Leave the pictures out, and retype all of the material exactly as written.

══ Given data

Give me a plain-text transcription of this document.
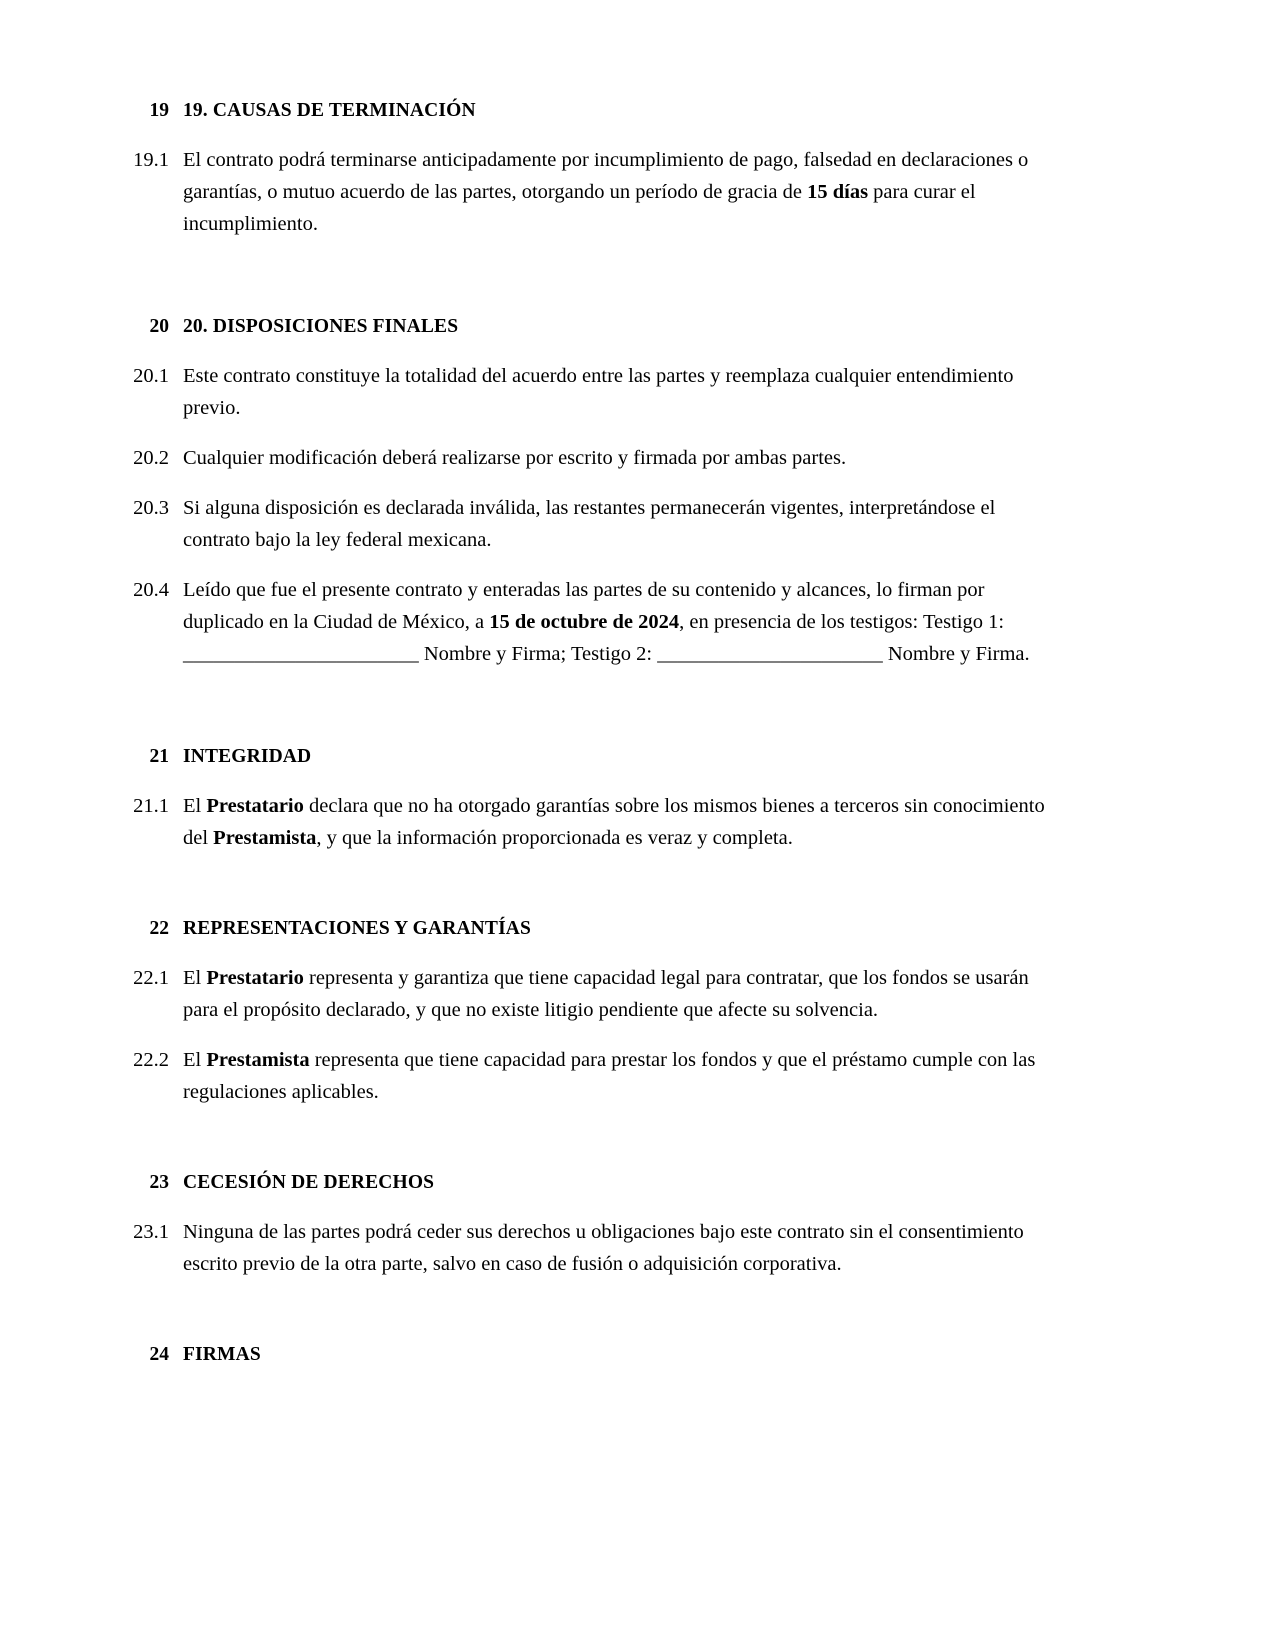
19 19. CAUSAS DE TERMINACIÓN
19.1 El contrato podrá terminarse anticipadamente por incumplimiento de pago, falsedad en declaraciones o garantías, o mutuo acuerdo de las partes, otorgando un período de gracia de 15 días para curar el incumplimiento.
20 20. DISPOSICIONES FINALES
20.1 Este contrato constituye la totalidad del acuerdo entre las partes y reemplaza cualquier entendimiento previo.
20.2 Cualquier modificación deberá realizarse por escrito y firmada por ambas partes.
20.3 Si alguna disposición es declarada inválida, las restantes permanecerán vigentes, interpretándose el contrato bajo la ley federal mexicana.
20.4 Leído que fue el presente contrato y enteradas las partes de su contenido y alcances, lo firman por duplicado en la Ciudad de México, a 15 de octubre de 2024, en presencia de los testigos: Testigo 1: _______________________ Nombre y Firma; Testigo 2: ______________________ Nombre y Firma.
21 INTEGRIDAD
21.1 El Prestatario declara que no ha otorgado garantías sobre los mismos bienes a terceros sin conocimiento del Prestamista, y que la información proporcionada es veraz y completa.
22 REPRESENTACIONES Y GARANTÍAS
22.1 El Prestatario representa y garantiza que tiene capacidad legal para contratar, que los fondos se usarán para el propósito declarado, y que no existe litigio pendiente que afecte su solvencia.
22.2 El Prestamista representa que tiene capacidad para prestar los fondos y que el préstamo cumple con las regulaciones aplicables.
23 CECESIÓN DE DERECHOS
23.1 Ninguna de las partes podrá ceder sus derechos u obligaciones bajo este contrato sin el consentimiento escrito previo de la otra parte, salvo en caso de fusión o adquisición corporativa.
24 FIRMAS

════

■ **Response below**:
Give me a plain-text transcription of this document.
19 19. CAUSAS DE TERMINACIÓN
19.1 El contrato podrá terminarse anticipadamente por incumplimiento de pago, falsedad en declaraciones o garantías, o mutuo acuerdo de las partes, otorgando un período de gracia de 15 días para curar el incumplimiento.
20 20. DISPOSICIONES FINALES
20.1 Este contrato constituye la totalidad del acuerdo entre las partes y reemplaza cualquier entendimiento previo.
20.2 Cualquier modificación deberá realizarse por escrito y firmada por ambas partes.
20.3 Si alguna disposición es declarada inválida, las restantes permanecerán vigentes, interpretándose el contrato bajo la ley federal mexicana.
20.4 Leído que fue el presente contrato y enteradas las partes de su contenido y alcances, lo firman por duplicado en la Ciudad de México, a 15 de octubre de 2024, en presencia de los testigos: Testigo 1: _______________________ Nombre y Firma; Testigo 2: ______________________ Nombre y Firma.
21 INTEGRIDAD
21.1 El Prestatario declara que no ha otorgado garantías sobre los mismos bienes a terceros sin conocimiento del Prestamista, y que la información proporcionada es veraz y completa.
22 REPRESENTACIONES Y GARANTÍAS
22.1 El Prestatario representa y garantiza que tiene capacidad legal para contratar, que los fondos se usarán para el propósito declarado, y que no existe litigio pendiente que afecte su solvencia.
22.2 El Prestamista representa que tiene capacidad para prestar los fondos y que el préstamo cumple con las regulaciones aplicables.
23 CECESIÓN DE DERECHOS
23.1 Ninguna de las partes podrá ceder sus derechos u obligaciones bajo este contrato sin el consentimiento escrito previo de la otra parte, salvo en caso de fusión o adquisición corporativa.
24 FIRMAS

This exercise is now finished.